GIVEN INSTRUCTION »
Copy out the lines that include the word "screenshot".

RAW RECORDS »
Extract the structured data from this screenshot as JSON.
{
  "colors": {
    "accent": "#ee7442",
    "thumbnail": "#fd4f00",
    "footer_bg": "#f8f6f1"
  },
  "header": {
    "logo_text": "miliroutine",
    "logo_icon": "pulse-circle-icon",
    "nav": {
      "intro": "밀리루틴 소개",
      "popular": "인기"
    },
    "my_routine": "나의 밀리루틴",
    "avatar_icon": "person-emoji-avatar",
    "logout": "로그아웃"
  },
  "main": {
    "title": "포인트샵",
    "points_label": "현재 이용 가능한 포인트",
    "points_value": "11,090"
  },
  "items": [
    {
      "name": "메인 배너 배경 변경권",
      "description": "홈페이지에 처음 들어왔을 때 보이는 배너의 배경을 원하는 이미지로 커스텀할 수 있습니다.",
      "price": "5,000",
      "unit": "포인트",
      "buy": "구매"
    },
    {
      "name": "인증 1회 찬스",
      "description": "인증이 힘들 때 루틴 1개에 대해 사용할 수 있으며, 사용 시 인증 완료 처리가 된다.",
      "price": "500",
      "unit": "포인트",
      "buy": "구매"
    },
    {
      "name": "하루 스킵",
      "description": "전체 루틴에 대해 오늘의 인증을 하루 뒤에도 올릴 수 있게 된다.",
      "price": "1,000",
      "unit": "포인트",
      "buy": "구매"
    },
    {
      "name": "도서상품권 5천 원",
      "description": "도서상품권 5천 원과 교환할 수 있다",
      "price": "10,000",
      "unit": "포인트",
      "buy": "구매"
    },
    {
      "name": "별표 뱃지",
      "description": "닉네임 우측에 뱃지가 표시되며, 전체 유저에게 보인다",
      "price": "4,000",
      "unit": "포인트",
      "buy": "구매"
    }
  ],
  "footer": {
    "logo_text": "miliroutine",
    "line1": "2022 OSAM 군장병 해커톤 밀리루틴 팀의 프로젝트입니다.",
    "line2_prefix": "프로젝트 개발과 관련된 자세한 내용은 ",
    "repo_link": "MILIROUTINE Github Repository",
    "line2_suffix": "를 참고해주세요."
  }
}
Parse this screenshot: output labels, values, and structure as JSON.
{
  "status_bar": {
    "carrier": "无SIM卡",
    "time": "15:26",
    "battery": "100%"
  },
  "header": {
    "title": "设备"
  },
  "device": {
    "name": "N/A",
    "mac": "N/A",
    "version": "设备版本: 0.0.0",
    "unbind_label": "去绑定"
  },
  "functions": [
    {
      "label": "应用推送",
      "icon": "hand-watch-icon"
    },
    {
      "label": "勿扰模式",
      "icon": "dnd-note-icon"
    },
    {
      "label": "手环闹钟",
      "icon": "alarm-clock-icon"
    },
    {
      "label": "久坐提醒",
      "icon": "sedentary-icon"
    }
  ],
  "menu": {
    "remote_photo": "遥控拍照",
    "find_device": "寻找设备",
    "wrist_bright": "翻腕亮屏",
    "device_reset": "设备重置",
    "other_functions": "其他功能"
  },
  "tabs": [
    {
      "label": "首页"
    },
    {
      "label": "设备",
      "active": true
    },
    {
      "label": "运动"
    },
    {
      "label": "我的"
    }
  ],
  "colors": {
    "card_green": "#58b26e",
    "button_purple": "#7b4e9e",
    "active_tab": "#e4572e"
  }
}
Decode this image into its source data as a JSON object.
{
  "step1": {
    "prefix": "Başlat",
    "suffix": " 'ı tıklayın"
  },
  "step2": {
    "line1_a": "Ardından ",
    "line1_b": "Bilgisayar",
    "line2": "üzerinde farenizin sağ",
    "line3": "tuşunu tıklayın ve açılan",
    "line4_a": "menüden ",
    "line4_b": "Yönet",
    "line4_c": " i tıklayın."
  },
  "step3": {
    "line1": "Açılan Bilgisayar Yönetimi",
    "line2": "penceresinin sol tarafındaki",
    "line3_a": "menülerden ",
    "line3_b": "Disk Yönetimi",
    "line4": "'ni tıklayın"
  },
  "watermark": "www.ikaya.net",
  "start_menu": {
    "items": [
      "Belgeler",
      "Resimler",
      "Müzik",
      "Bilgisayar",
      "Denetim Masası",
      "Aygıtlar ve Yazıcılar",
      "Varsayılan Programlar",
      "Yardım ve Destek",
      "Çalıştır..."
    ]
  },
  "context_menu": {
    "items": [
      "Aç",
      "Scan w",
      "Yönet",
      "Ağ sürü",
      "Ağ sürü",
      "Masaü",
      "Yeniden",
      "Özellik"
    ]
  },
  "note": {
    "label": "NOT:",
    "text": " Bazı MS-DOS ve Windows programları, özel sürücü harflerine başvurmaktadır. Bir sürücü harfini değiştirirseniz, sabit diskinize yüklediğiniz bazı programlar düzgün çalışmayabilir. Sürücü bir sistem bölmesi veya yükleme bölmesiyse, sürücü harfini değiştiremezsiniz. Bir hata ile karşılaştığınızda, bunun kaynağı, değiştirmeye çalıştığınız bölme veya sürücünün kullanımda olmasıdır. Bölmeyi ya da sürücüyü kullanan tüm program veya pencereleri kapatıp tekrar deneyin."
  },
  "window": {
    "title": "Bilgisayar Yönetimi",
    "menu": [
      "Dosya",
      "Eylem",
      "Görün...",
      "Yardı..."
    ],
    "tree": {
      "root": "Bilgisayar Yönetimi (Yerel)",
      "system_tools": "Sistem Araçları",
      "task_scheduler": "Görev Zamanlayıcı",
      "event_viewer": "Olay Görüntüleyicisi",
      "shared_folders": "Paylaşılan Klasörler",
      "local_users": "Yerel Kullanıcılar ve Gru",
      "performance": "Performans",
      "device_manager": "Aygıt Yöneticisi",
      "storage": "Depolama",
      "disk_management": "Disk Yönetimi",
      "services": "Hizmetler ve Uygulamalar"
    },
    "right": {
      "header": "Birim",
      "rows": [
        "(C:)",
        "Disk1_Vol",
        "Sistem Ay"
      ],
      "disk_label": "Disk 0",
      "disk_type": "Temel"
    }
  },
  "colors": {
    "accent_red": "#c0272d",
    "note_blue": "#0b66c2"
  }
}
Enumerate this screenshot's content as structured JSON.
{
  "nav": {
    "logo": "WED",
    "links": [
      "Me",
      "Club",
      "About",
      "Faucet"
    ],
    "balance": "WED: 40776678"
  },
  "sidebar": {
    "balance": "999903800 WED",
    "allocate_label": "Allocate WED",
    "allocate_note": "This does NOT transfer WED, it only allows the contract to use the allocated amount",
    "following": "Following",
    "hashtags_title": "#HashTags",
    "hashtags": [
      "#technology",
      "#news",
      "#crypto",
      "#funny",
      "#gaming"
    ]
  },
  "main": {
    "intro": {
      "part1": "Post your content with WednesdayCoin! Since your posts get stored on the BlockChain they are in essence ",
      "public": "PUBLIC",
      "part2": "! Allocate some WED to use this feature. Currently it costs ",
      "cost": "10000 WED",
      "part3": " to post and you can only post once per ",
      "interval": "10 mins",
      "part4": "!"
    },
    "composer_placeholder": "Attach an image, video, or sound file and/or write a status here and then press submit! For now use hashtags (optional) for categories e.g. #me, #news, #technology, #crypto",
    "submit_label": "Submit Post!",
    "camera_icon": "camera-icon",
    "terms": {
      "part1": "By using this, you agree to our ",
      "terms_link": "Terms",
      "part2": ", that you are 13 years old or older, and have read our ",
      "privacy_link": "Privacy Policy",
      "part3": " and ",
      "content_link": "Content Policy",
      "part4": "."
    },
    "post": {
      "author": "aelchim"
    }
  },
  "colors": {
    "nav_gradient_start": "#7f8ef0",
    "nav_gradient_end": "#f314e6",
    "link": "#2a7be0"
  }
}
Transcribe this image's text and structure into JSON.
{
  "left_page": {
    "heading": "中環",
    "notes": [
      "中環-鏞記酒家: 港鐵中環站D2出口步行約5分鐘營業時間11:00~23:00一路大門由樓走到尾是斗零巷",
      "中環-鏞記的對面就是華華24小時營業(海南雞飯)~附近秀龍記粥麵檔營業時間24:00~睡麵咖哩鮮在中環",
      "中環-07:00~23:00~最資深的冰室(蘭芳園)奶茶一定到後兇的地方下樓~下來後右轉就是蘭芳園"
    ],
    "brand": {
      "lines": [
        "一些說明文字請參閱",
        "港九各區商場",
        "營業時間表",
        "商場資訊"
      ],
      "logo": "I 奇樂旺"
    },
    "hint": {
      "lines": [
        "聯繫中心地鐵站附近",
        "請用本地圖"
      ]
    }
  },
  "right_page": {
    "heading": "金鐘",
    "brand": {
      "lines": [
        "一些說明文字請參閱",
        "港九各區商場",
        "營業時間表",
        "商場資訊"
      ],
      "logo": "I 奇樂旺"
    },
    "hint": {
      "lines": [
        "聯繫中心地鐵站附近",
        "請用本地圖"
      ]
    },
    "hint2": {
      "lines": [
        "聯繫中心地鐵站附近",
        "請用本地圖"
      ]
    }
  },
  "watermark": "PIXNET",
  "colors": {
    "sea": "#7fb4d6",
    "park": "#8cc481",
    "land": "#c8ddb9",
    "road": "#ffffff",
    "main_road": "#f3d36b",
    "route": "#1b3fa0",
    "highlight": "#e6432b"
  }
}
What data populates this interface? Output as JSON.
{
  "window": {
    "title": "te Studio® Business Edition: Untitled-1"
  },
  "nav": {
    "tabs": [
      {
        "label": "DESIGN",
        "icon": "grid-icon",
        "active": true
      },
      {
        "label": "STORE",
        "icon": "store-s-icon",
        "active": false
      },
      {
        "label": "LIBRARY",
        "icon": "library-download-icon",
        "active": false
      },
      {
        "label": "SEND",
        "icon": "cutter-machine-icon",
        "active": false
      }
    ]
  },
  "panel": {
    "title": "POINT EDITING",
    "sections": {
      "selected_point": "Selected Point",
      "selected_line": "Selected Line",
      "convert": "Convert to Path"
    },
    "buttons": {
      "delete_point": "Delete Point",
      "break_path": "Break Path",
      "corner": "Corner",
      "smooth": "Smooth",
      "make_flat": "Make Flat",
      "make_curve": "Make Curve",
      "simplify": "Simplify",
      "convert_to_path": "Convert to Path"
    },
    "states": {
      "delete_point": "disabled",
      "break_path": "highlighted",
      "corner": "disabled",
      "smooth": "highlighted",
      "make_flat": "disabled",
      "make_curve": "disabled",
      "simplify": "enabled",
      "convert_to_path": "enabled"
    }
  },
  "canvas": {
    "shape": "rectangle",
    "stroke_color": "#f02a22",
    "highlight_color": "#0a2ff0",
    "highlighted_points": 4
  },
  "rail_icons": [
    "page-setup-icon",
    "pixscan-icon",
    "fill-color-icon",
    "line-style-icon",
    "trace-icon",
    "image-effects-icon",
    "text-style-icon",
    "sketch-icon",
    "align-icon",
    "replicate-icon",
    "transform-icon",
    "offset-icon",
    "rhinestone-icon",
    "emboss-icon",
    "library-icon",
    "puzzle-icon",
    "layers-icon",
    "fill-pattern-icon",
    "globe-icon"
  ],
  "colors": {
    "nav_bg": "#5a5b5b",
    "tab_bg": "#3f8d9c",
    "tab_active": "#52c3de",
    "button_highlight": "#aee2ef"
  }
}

COMPLETE RESPONSE »
Extract the structured data from this screenshot as JSON.
Parse this screenshot: output labels, values, and structure as JSON.
Enumerate this screenshot's content as structured JSON.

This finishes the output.